Exercise goal:
Copy out each line exactly; pictures stay out of the copy.

━━ Data provided ━━

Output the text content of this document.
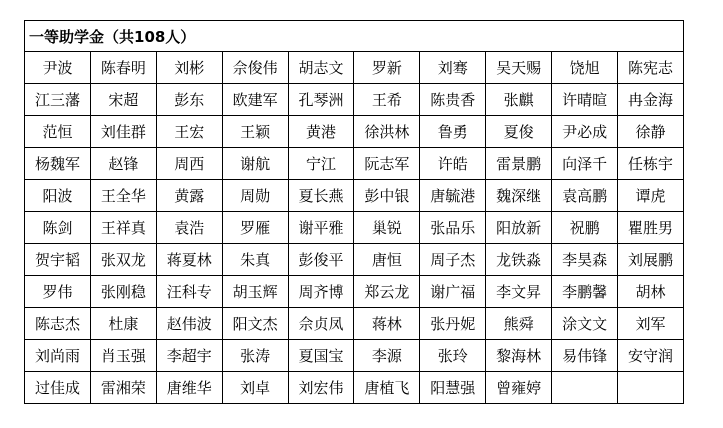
一等助学金（共108人）									
尹波	陈春明	刘彬	佘俊伟	胡志文	罗新	刘骞	吴天赐	饶旭	陈宪志
江三藩	宋超	彭东	欧建军	孔琴洲	王希	陈贵香	张麒	许晴暄	冉金海
范恒	刘佳群	王宏	王颖	黄港	徐洪林	鲁勇	夏俊	尹必成	徐静
杨魏军	赵锋	周西	谢航	宁江	阮志军	许皓	雷景鹏	向泽千	任栋宇
阳波	王全华	黄露	周勋	夏长燕	彭中银	唐毓港	魏深继	袁高鹏	谭虎
陈剑	王祥真	袁浩	罗雁	谢平雅	巢锐	张品乐	阳放新	祝鹏	瞿胜男
贺宇韬	张双龙	蒋夏林	朱真	彭俊平	唐恒	周子杰	龙铁淼	李昊森	刘展鹏
罗伟	张刚稳	汪科专	胡玉辉	周齐博	郑云龙	谢广福	李文昇	李鹏馨	胡林
陈志杰	杜康	赵伟波	阳文杰	佘贞凤	蒋林	张丹妮	熊舜	涂文文	刘军
刘尚雨	肖玉强	李超宇	张涛	夏国宝	李源	张玲	黎海林	易伟锋	安守润
过佳成	雷湘荣	唐维华	刘卓	刘宏伟	唐植飞	阳慧强	曾雍婷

━━━

Full output:
Output the text content of this document.
一等助学金（共108人）									
尹波	陈春明	刘彬	佘俊伟	胡志文	罗新	刘骞	吴天赐	饶旭	陈宪志
江三藩	宋超	彭东	欧建军	孔琴洲	王希	陈贵香	张麒	许晴暄	冉金海
范恒	刘佳群	王宏	王颖	黄港	徐洪林	鲁勇	夏俊	尹必成	徐静
杨魏军	赵锋	周西	谢航	宁江	阮志军	许皓	雷景鹏	向泽千	任栋宇
阳波	王全华	黄露	周勋	夏长燕	彭中银	唐毓港	魏深继	袁高鹏	谭虎
陈剑	王祥真	袁浩	罗雁	谢平雅	巢锐	张品乐	阳放新	祝鹏	瞿胜男
贺宇韬	张双龙	蒋夏林	朱真	彭俊平	唐恒	周子杰	龙铁淼	李昊森	刘展鹏
罗伟	张刚稳	汪科专	胡玉辉	周齐博	郑云龙	谢广福	李文昇	李鹏馨	胡林
陈志杰	杜康	赵伟波	阳文杰	佘贞凤	蒋林	张丹妮	熊舜	涂文文	刘军
刘尚雨	肖玉强	李超宇	张涛	夏国宝	李源	张玲	黎海林	易伟锋	安守润
过佳成	雷湘荣	唐维华	刘卓	刘宏伟	唐植飞	阳慧强	曾雍婷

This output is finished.